╭─ RECORDS SUPPLIED

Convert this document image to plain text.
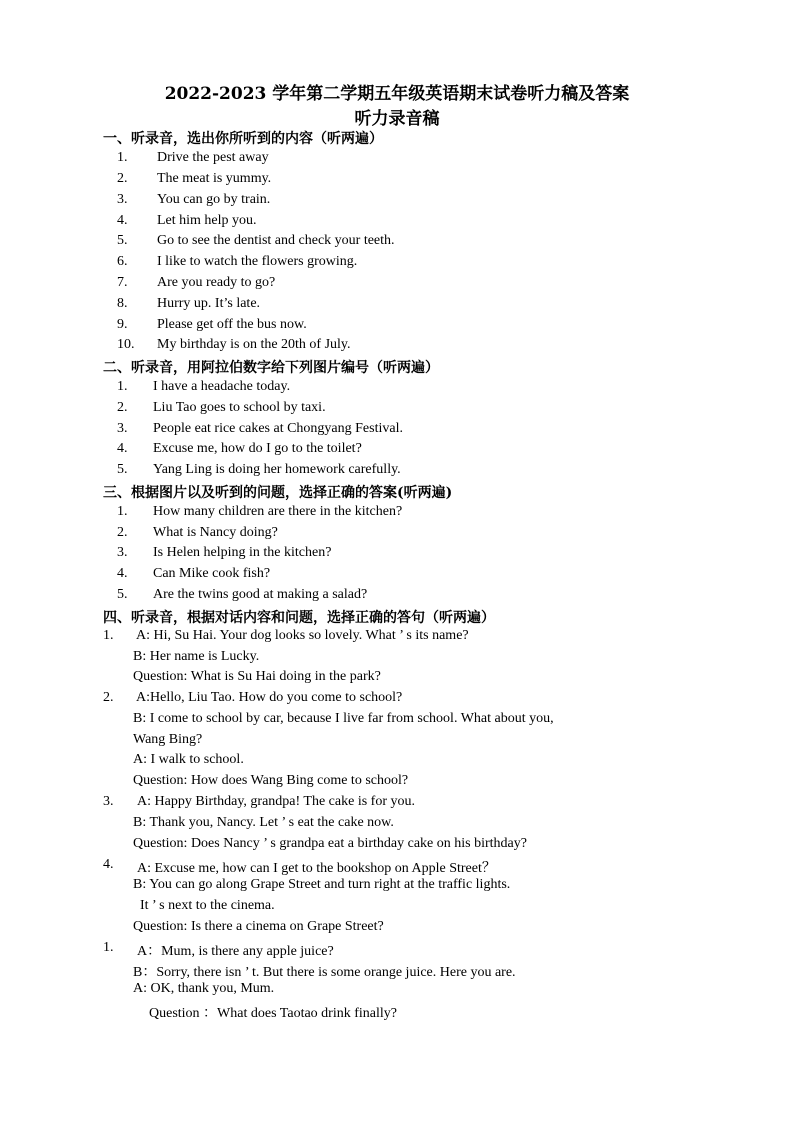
2022-2023 学年第二学期五年级英语期末试卷听力稿及答案
听力录音稿
一、听录音，选出你所听到的内容（听两遍）
1. Drive the pest away
2. The meat is yummy.
3. You can go by train.
4. Let him help you.
5. Go to see the dentist and check your teeth.
6. I like to watch the flowers growing.
7. Are you ready to go?
8. Hurry up. It’s late.
9. Please get off the bus now.
10. My birthday is on the 20th of July.
二、听录音，用阿拉伯数字给下列图片编号（听两遍）
1. I have a headache today.
2. Liu Tao goes to school by taxi.
3. People eat rice cakes at Chongyang Festival.
4. Excuse me, how do I go to the toilet?
5. Yang Ling is doing her homework carefully.
三、根据图片以及听到的问题，选择正确的答案(听两遍)
1. How many children are there in the kitchen?
2. What is Nancy doing?
3. Is Helen helping in the kitchen?
4. Can Mike cook fish?
5. Are the twins good at making a salad?
四、听录音，根据对话内容和问题，选择正确的答句（听两遍）
1. A: Hi, Su Hai. Your dog looks so lovely. What ’ s its name?
B: Her name is Lucky.
Question: What is Su Hai doing in the park?
2. A:Hello, Liu Tao. How do you come to school?
B: I come to school by car, because I live far from school. What about you,
Wang Bing?
A: I walk to school.
Question: How does Wang Bing come to school?
3. A: Happy Birthday, grandpa! The cake is for you.
B: Thank you, Nancy. Let ’ s eat the cake now.
Question: Does Nancy ’ s grandpa eat a birthday cake on his birthday?
4. A: Excuse me, how can I get to the bookshop on Apple Street？
B: You can go along Grape Street and turn right at the traffic lights.
It ’ s next to the cinema.
Question: Is there a cinema on Grape Street?
1. A：Mum, is there any apple juice?
B：Sorry, there isn ’ t. But there is some orange juice. Here you are.
A: OK, thank you, Mum.
Question ：What does Taotao drink finally?
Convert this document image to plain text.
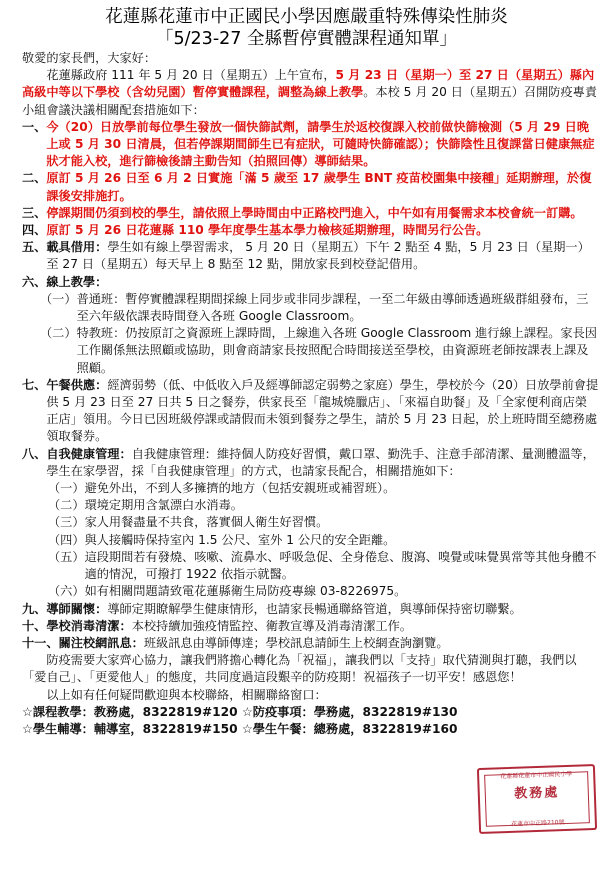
花蓮縣花蓮市中正國民小學因應嚴重特殊傳染性肺炎
「5/23-27 全縣暫停實體課程通知單」

敬愛的家長們，大家好：

花蓮縣政府 111 年 5 月 20 日（星期五）上午宣布，5 月 23 日（星期一）至 27 日（星期五）縣內高級中等以下學校（含幼兒園）暫停實體課程，調整為線上教學。本校 5 月 20 日（星期五）召開防疫專責小組會議決議相關配套措施如下：

一、 今（20）日放學前每位學生發放一個快篩試劑，請學生於返校復課入校前做快篩檢測（5 月 29 日晚上或 5 月 30 日清晨，但若停課期間師生已有症狀，可隨時快篩確認）；快篩陰性且復課當日健康無症狀才能入校，進行篩檢後請主動告知（拍照回傳）導師結果。
二、 原訂 5 月 26 日至 6 月 2 日實施「滿 5 歲至 17 歲學生 BNT 疫苗校園集中接種」延期辦理，於復課後安排施打。
三、 停課期間仍須到校的學生，請依照上學時間由中正路校門進入，中午如有用餐需求本校會統一訂購。
四、 原訂 5 月 26 日花蓮縣 110 學年度學生基本學力檢核延期辦理，時間另行公告。
五、 載具借用：學生如有線上學習需求， 5 月 20 日（星期五）下午 2 點至 4 點，5 月 23 日（星期一）至 27 日（星期五）每天早上 8 點至 12 點，開放家長到校登記借用。
六、 線上教學：
（一） 普通班：暫停實體課程期間採線上同步或非同步課程，一至二年級由導師透過班級群組發布，三至六年級依課表時間登入各班 Google Classroom。
（二） 特教班：仍按原訂之資源班上課時間，上線進入各班 Google Classroom 進行線上課程。家長因工作關係無法照顧或協助，則會商請家長按照配合時間接送至學校，由資源班老師按課表上課及照顧。
七、 午餐供應：經濟弱勢（低、中低收入戶及經導師認定弱勢之家庭）學生，學校於今（20）日放學前會提供 5 月 23 日至 27 日共 5 日之餐券，供家長至「龍城燒臘店」、「來福自助餐」及「全家便利商店榮正店」領用。今日已因班級停課或請假而未領到餐券之學生，請於 5 月 23 日起，於上班時間至總務處領取餐券。
八、 自我健康管理：自我健康管理：維持個人防疫好習慣，戴口罩、勤洗手、注意手部清潔、量測體溫等，學生在家學習，採「自我健康管理」的方式，也請家長配合，相關措施如下：
（一） 避免外出，不到人多擁擠的地方（包括安親班或補習班）。
（二） 環境定期用含氯漂白水消毒。
（三） 家人用餐盡量不共食，落實個人衛生好習慣。
（四） 與人接觸時保持室內 1.5 公尺、室外 1 公尺的安全距離。
（五） 這段期間若有發燒、咳嗽、流鼻水、呼吸急促、全身倦怠、腹瀉、嗅覺或味覺異常等其他身體不適的情況，可撥打 1922 依指示就醫。
（六） 如有相關問題請致電花蓮縣衛生局防疫專線 03-8226975。
九、 導師關懷：導師定期瞭解學生健康情形，也請家長暢通聯絡管道，與導師保持密切聯繫。
十、 學校消毒清潔：本校持續加強疫情監控、衛教宣導及消毒清潔工作。
十一、 關注校網訊息：班級訊息由導師傳達；學校訊息請師生上校網查詢瀏覽。

防疫需要大家齊心協力，讓我們將擔心轉化為「祝福」，讓我們以「支持」取代猜測與打聽，我們以「愛自己」、「更愛他人」的態度，共同度過這段艱辛的防疫期！祝福孩子一切平安！感恩您！

以上如有任何疑問歡迎與本校聯絡，相關聯絡窗口：

☆課程教學：教務處，8322819#120 ☆防疫事項：學務處，8322819#130

☆學生輔導：輔導室，8322819#150 ☆學生午餐：總務處，8322819#160

花蓮縣花蓮市中正國民小學
教務處
花蓮市中正路210號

╰─

> [TASK] Each line that holds the word "kitchen" should be extracted from the records.

> [SOLUTION TO THIS TASK]
1. How many children are there in the kitchen?
3. Is Helen helping in the kitchen?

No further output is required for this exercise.